- _WHAT YOU HAVE TO DO_
Repeat the material below exactly, with no pictures.

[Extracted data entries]
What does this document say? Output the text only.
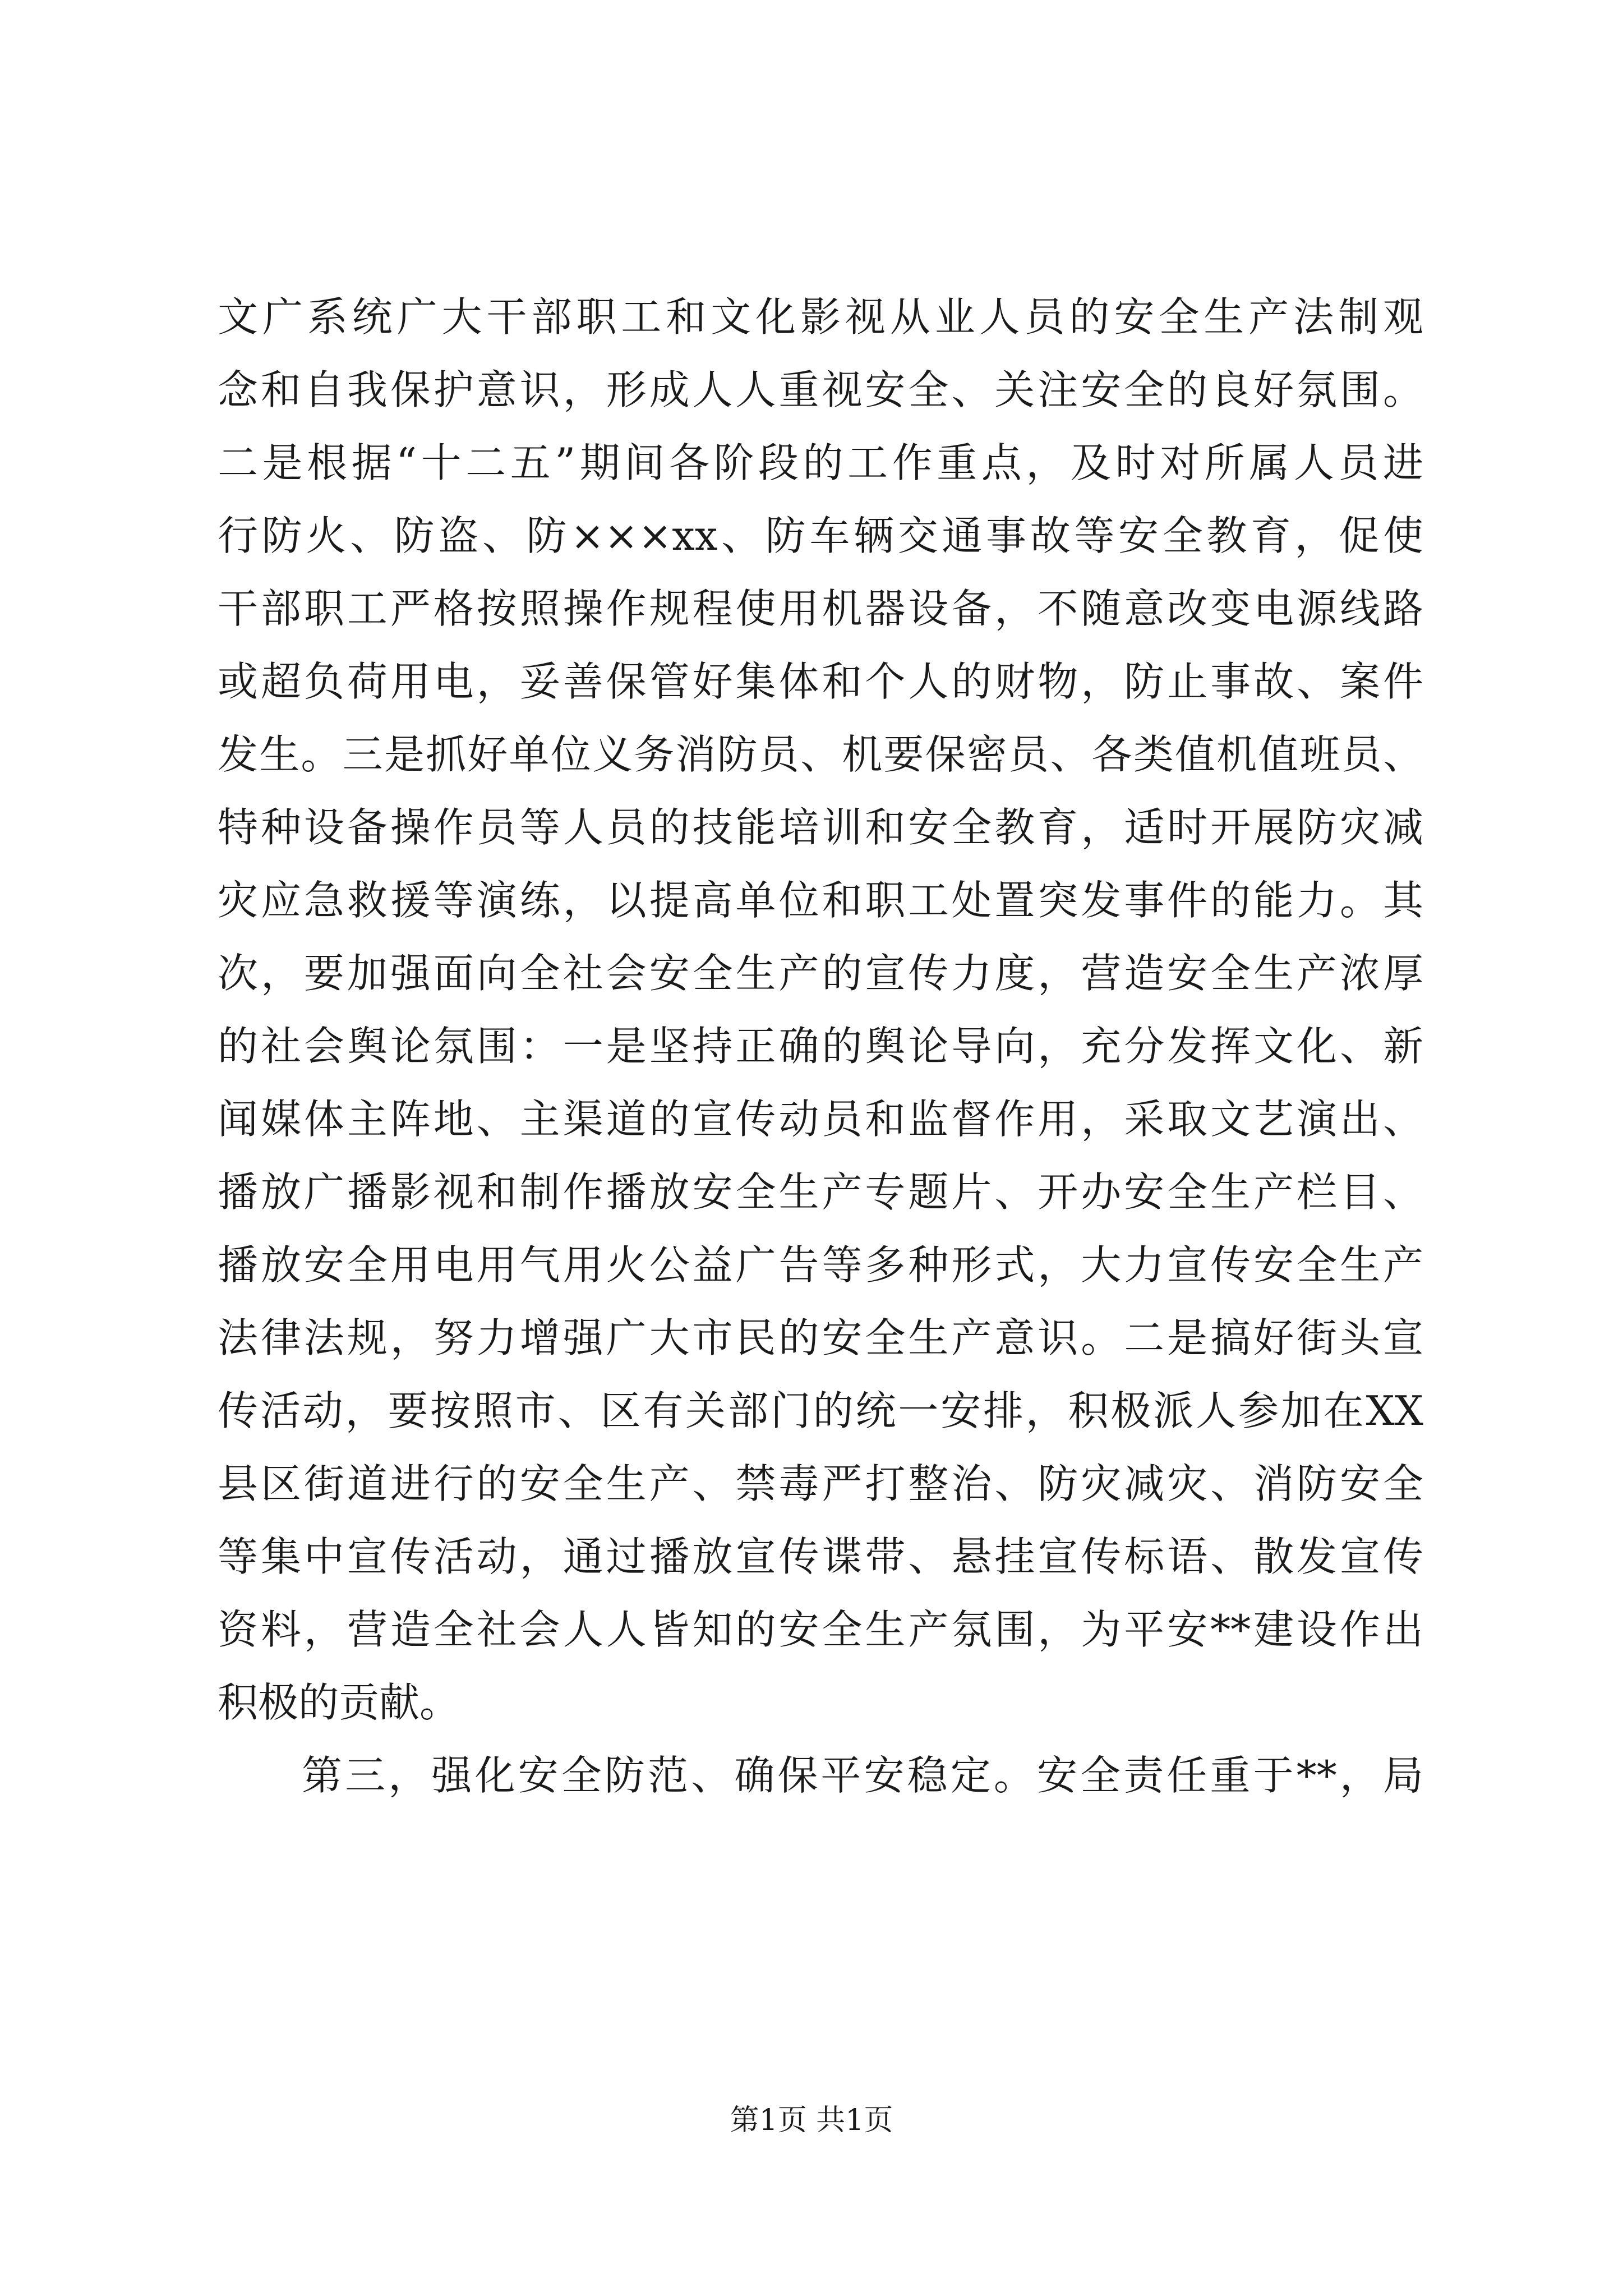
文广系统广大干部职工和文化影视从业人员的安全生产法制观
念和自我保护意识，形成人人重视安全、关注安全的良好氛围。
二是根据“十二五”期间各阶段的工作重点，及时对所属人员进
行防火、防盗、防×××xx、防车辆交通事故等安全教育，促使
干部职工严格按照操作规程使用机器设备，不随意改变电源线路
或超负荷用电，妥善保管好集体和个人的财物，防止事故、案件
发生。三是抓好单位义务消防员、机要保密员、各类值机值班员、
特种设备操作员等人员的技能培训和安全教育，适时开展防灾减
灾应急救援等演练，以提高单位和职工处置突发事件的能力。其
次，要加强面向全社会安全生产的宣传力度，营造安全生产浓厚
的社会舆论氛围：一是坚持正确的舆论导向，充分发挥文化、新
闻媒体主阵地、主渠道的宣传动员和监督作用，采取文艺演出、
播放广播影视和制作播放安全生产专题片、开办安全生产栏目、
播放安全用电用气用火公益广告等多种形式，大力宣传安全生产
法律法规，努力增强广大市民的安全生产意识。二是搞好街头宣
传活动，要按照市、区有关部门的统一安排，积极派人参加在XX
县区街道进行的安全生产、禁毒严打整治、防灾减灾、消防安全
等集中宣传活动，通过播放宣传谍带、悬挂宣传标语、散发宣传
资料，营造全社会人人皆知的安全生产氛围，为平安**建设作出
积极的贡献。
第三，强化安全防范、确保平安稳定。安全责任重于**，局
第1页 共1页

- _CORRECT ANSWER_
What does this document say? Output the text only.
文广系统广大干部职工和文化影视从业人员的安全生产法制观
念和自我保护意识，形成人人重视安全、关注安全的良好氛围。
二是根据“十二五”期间各阶段的工作重点，及时对所属人员进
行防火、防盗、防×××xx、防车辆交通事故等安全教育，促使
干部职工严格按照操作规程使用机器设备，不随意改变电源线路
或超负荷用电，妥善保管好集体和个人的财物，防止事故、案件
发生。三是抓好单位义务消防员、机要保密员、各类值机值班员、
特种设备操作员等人员的技能培训和安全教育，适时开展防灾减
灾应急救援等演练，以提高单位和职工处置突发事件的能力。其
次，要加强面向全社会安全生产的宣传力度，营造安全生产浓厚
的社会舆论氛围：一是坚持正确的舆论导向，充分发挥文化、新
闻媒体主阵地、主渠道的宣传动员和监督作用，采取文艺演出、
播放广播影视和制作播放安全生产专题片、开办安全生产栏目、
播放安全用电用气用火公益广告等多种形式，大力宣传安全生产
法律法规，努力增强广大市民的安全生产意识。二是搞好街头宣
传活动，要按照市、区有关部门的统一安排，积极派人参加在XX
县区街道进行的安全生产、禁毒严打整治、防灾减灾、消防安全
等集中宣传活动，通过播放宣传谍带、悬挂宣传标语、散发宣传
资料，营造全社会人人皆知的安全生产氛围，为平安**建设作出
积极的贡献。
第三，强化安全防范、确保平安稳定。安全责任重于**，局
第1页 共1页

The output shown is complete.